__What is required__
Copy out all the lines in the records that include the word "autres".

-- START OF Available records --

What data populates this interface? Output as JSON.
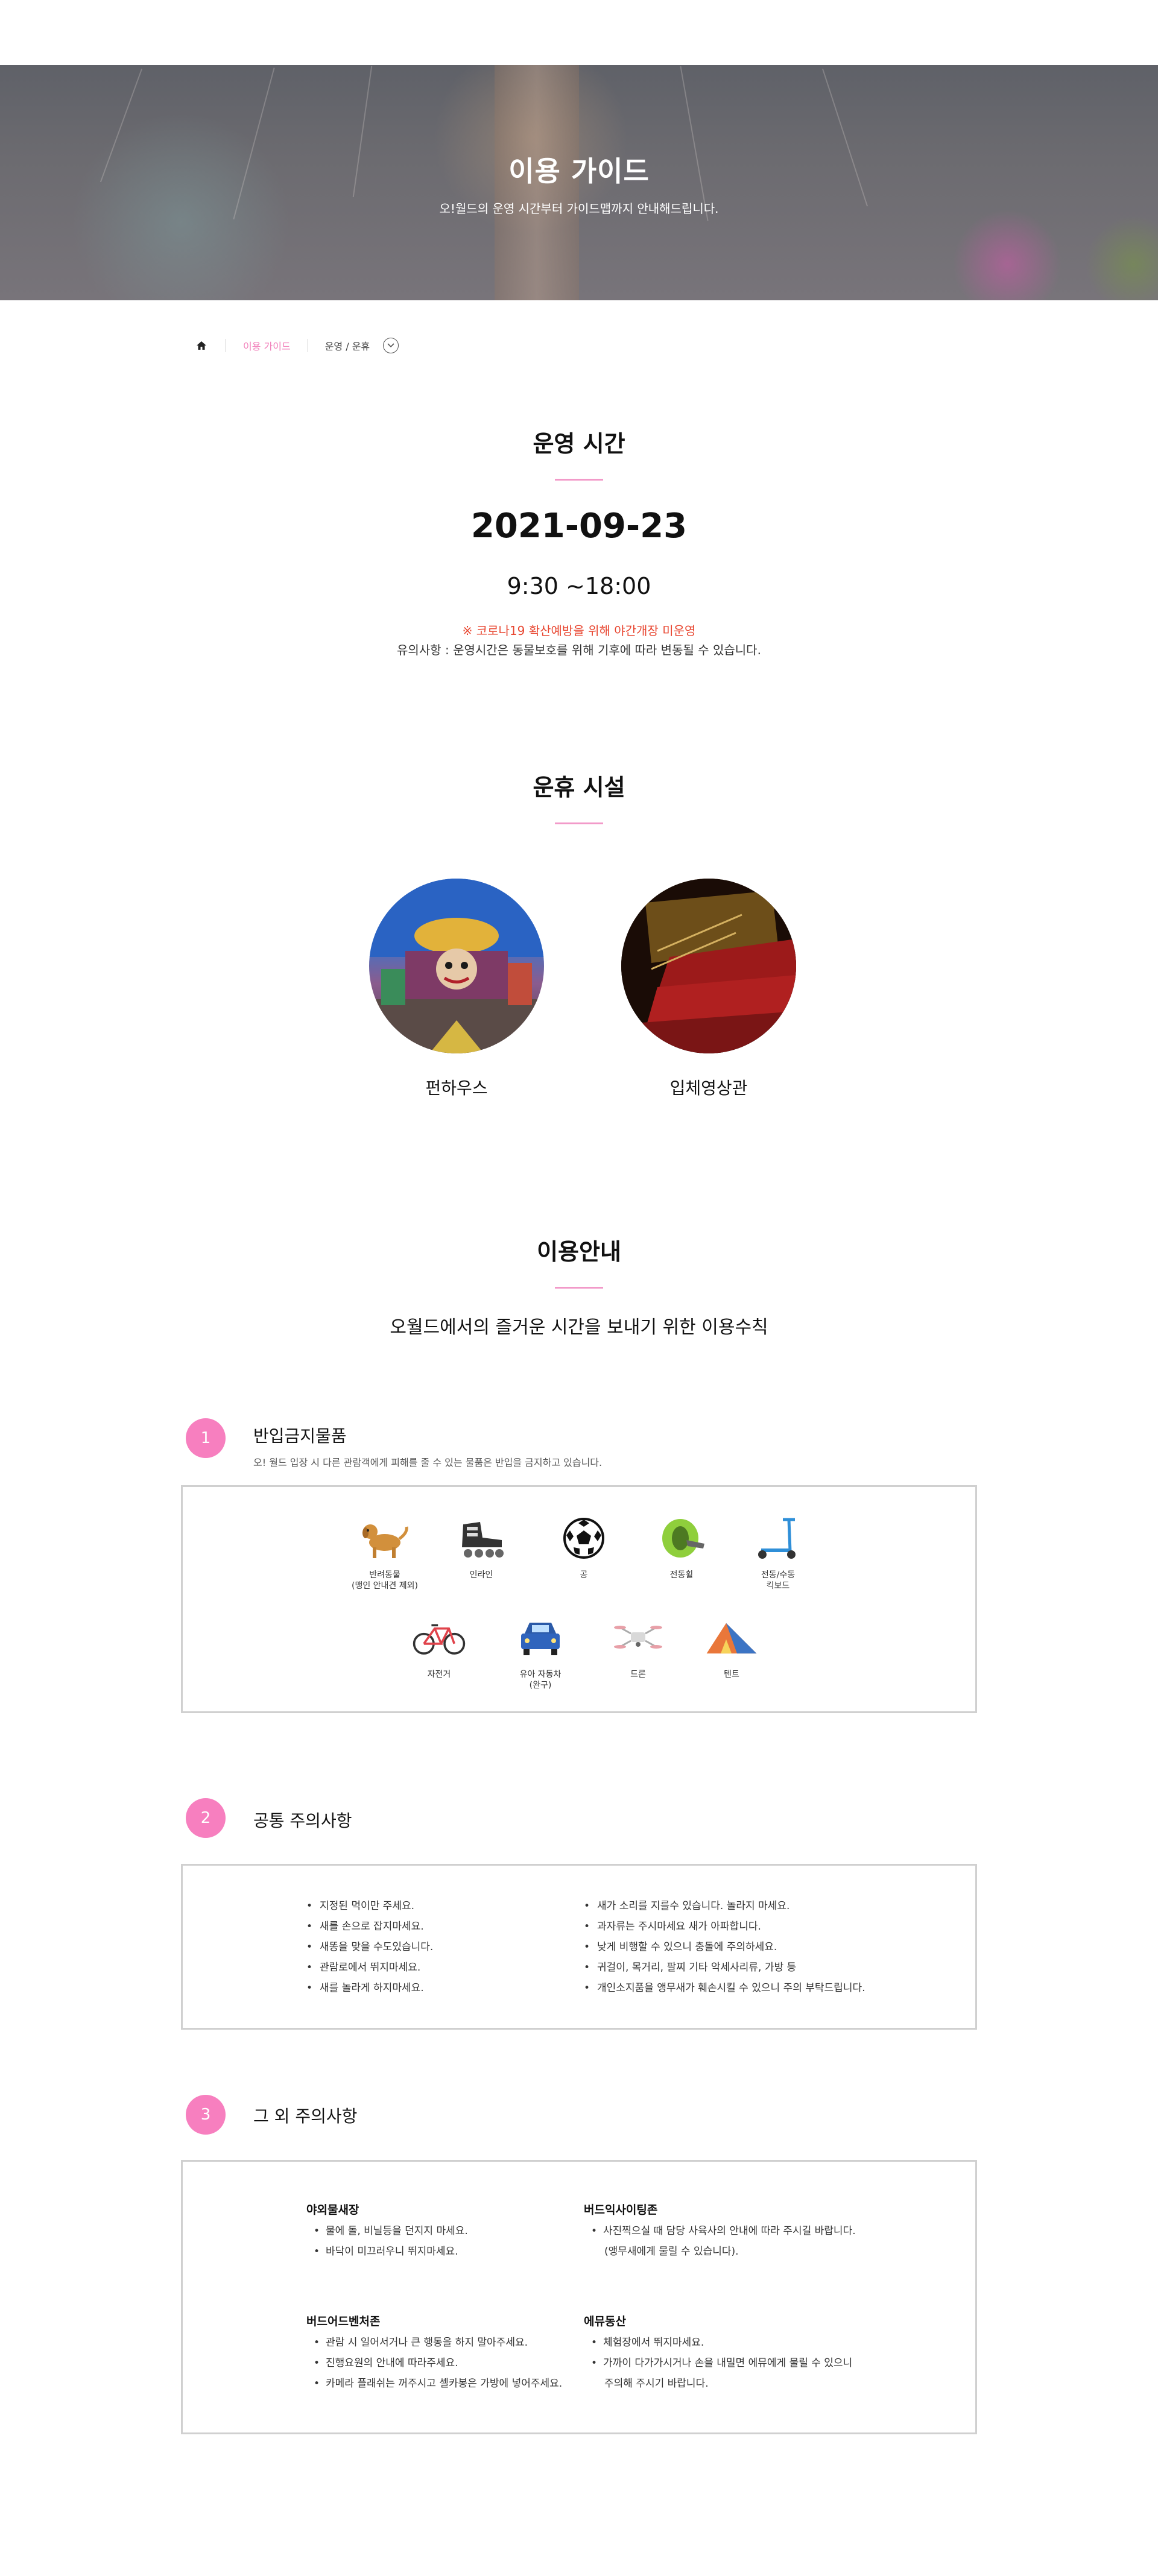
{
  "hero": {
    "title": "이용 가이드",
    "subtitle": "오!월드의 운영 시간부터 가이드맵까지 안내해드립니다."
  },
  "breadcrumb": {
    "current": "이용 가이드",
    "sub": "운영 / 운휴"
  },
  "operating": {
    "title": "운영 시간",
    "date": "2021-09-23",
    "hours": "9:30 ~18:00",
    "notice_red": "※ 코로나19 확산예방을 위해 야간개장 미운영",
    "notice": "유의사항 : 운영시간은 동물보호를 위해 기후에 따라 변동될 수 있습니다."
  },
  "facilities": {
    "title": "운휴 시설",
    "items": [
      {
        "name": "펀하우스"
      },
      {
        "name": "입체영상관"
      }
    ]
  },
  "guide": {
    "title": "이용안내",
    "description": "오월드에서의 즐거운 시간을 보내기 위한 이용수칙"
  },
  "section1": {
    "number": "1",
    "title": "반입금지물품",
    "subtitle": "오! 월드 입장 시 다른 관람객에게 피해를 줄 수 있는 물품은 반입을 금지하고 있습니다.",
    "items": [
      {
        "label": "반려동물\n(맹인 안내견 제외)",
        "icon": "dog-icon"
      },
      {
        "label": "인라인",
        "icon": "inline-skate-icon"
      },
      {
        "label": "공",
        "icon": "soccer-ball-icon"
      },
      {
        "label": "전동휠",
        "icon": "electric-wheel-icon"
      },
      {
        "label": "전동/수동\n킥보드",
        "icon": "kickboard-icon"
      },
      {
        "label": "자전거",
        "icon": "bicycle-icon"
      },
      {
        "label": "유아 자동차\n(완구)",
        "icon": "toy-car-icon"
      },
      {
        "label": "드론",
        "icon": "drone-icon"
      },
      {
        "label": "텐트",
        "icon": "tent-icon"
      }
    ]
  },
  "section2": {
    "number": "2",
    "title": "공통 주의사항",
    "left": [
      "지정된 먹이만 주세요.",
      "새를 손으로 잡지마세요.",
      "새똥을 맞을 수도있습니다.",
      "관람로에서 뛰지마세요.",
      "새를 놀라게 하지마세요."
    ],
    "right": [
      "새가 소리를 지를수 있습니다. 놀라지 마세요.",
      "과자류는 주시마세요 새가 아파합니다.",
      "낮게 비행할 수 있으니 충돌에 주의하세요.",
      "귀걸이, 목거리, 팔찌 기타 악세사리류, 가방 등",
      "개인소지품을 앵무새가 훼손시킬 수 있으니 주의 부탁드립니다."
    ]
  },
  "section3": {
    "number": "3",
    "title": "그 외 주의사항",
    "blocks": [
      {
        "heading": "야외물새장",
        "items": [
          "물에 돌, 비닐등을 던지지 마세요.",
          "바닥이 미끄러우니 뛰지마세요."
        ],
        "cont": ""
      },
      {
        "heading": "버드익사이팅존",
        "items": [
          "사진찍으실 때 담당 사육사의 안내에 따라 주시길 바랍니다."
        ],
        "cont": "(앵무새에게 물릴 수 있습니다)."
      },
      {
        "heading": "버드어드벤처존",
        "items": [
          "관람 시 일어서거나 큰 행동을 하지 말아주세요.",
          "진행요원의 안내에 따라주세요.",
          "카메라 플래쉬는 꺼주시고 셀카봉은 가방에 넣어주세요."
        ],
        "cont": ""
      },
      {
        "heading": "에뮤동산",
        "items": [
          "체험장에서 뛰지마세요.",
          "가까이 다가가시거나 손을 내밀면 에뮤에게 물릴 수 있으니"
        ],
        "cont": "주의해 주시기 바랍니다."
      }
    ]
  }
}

-- END OF Available records --
-- START OF Available records --

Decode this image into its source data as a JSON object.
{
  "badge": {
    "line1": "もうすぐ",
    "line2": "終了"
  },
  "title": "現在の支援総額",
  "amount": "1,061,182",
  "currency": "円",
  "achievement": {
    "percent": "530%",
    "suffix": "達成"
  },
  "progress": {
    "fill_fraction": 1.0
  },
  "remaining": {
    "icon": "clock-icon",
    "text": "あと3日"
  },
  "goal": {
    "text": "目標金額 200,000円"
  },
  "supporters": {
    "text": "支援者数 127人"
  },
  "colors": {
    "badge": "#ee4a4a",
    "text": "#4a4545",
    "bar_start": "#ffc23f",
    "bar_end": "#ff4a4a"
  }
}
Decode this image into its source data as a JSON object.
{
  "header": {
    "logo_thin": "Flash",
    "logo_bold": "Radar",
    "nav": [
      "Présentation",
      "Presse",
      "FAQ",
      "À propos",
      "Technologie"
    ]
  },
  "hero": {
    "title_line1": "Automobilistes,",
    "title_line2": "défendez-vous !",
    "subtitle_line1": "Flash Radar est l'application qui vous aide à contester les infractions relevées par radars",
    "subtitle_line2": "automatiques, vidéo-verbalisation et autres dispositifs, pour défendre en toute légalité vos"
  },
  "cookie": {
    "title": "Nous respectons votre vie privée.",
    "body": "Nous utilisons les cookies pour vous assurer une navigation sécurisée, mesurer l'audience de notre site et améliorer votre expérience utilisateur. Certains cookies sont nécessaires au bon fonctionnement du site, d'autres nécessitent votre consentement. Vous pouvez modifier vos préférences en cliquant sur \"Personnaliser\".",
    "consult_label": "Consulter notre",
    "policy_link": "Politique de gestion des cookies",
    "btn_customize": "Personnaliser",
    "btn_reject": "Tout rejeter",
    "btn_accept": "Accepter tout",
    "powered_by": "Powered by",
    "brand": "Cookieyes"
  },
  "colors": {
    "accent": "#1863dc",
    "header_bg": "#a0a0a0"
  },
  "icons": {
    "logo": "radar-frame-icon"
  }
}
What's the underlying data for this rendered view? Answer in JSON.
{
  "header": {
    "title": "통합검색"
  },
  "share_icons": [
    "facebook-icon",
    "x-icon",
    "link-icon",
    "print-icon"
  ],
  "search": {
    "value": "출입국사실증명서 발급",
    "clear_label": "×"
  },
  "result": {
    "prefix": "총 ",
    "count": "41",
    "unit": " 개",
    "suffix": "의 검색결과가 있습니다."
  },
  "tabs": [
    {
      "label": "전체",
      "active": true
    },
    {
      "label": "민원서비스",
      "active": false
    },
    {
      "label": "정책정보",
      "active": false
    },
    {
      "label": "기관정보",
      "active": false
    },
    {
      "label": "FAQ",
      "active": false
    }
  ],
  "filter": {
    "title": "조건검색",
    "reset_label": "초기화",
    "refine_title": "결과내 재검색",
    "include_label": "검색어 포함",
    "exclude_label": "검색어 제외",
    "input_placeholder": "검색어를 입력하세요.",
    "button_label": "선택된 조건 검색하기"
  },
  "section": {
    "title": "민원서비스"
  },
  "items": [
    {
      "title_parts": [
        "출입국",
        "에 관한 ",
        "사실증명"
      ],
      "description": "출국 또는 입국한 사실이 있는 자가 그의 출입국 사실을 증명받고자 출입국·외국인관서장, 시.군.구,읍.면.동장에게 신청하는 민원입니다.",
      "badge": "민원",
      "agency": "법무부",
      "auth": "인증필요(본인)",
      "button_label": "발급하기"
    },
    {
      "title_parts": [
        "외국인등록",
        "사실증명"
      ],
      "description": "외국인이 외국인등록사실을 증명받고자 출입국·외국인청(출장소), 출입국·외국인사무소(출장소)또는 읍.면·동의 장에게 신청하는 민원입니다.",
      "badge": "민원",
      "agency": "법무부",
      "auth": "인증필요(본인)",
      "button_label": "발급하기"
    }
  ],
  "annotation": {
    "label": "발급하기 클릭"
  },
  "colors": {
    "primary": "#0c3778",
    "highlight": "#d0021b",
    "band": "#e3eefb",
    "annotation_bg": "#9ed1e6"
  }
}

-- END OF Available records --

__Task response__
    "subtitle_line2": "automatiques, vidéo-verbalisation et autres dispositifs, pour défendre en toute légalité vos"
    "body": "Nous utilisons les cookies pour vous assurer une navigation sécurisée, mesurer l'audience de notre site et améliorer votre expérience utilisateur. Certains cookies sont nécessaires au bon fonctionnement du site, d'autres nécessitent votre consentement. Vous pouvez modifier vos préférences en cliquant sur \"Personnaliser\".",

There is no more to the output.